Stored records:
================
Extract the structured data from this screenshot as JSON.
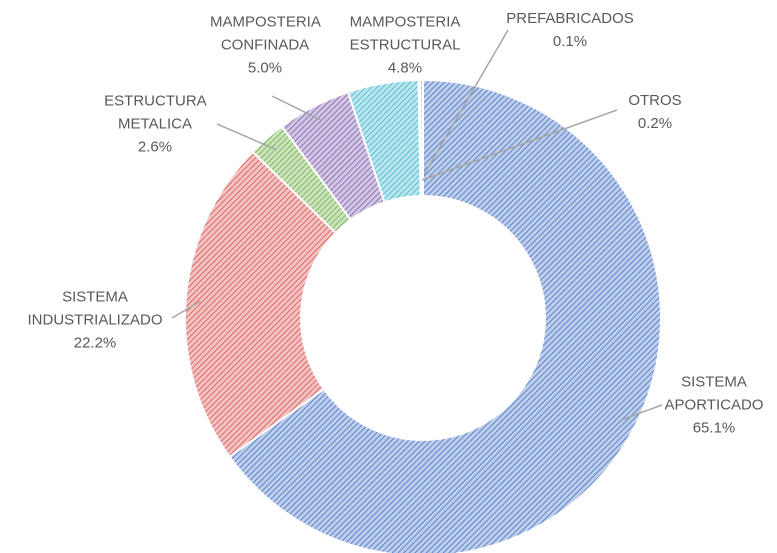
{
  "chart_data": {
    "type": "donut",
    "categories": [
      "SISTEMA APORTICADO",
      "SISTEMA INDUSTRIALIZADO",
      "ESTRUCTURA METALICA",
      "MAMPOSTERIA CONFINADA",
      "MAMPOSTERIA ESTRUCTURAL",
      "PREFABRICADOS",
      "OTROS"
    ],
    "values": [
      65.1,
      22.2,
      2.6,
      5.0,
      4.8,
      0.1,
      0.2
    ],
    "value_labels": [
      "65.1%",
      "22.2%",
      "2.6%",
      "5.0%",
      "4.8%",
      "0.1%",
      "0.2%"
    ],
    "colors": [
      "#4472c4",
      "#d9534f",
      "#70ad47",
      "#7e5fae",
      "#3fb6cc",
      "#ed7d31",
      "#a5a5a5"
    ]
  }
}
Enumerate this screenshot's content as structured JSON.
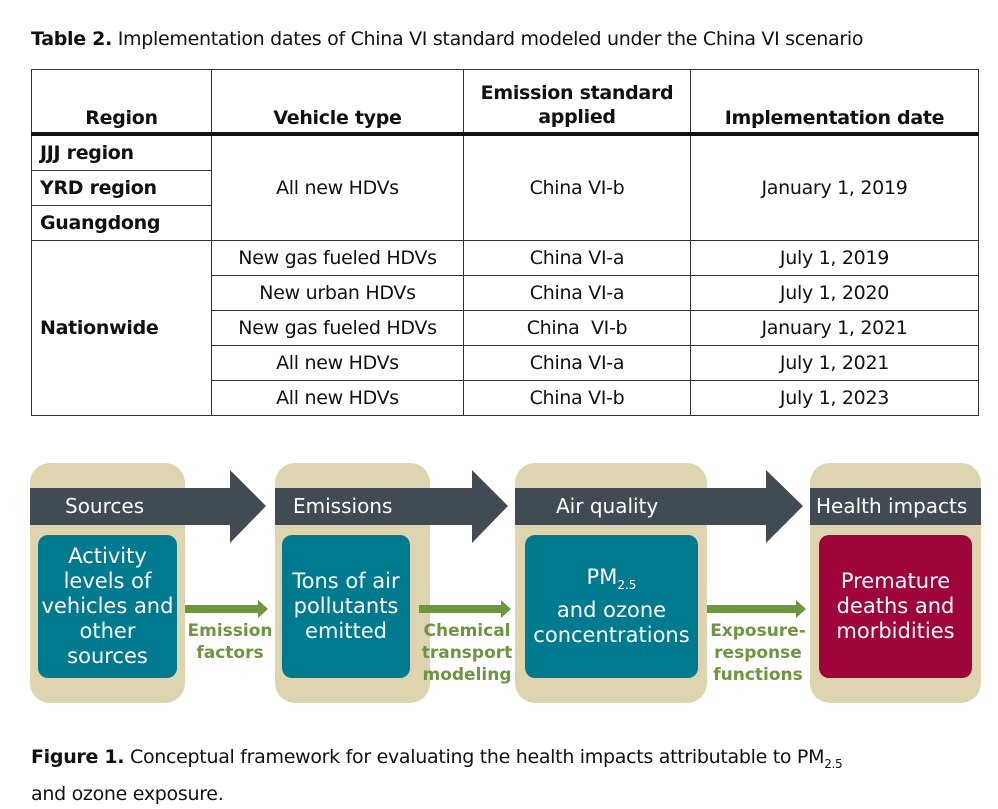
================
§ WHAT YOU SHOULD DO: Retype all of the entries exactly as written, leaving out any images.

§ SOLUTION FOR THIS PROBLEM:
Extract the structured data from this screenshot as JSON.
{
  "chart_data": {
    "type": "donut",
    "categories": [
      "SISTEMA APORTICADO",
      "SISTEMA INDUSTRIALIZADO",
      "ESTRUCTURA METALICA",
      "MAMPOSTERIA CONFINADA",
      "MAMPOSTERIA ESTRUCTURAL",
      "PREFABRICADOS",
      "OTROS"
    ],
    "values": [
      65.1,
      22.2,
      2.6,
      5.0,
      4.8,
      0.1,
      0.2
    ],
    "value_labels": [
      "65.1%",
      "22.2%",
      "2.6%",
      "5.0%",
      "4.8%",
      "0.1%",
      "0.2%"
    ],
    "colors": [
      "#4472c4",
      "#d9534f",
      "#70ad47",
      "#7e5fae",
      "#3fb6cc",
      "#ed7d31",
      "#a5a5a5"
    ]
  }
}
Enumerate this screenshot's content as structured JSON.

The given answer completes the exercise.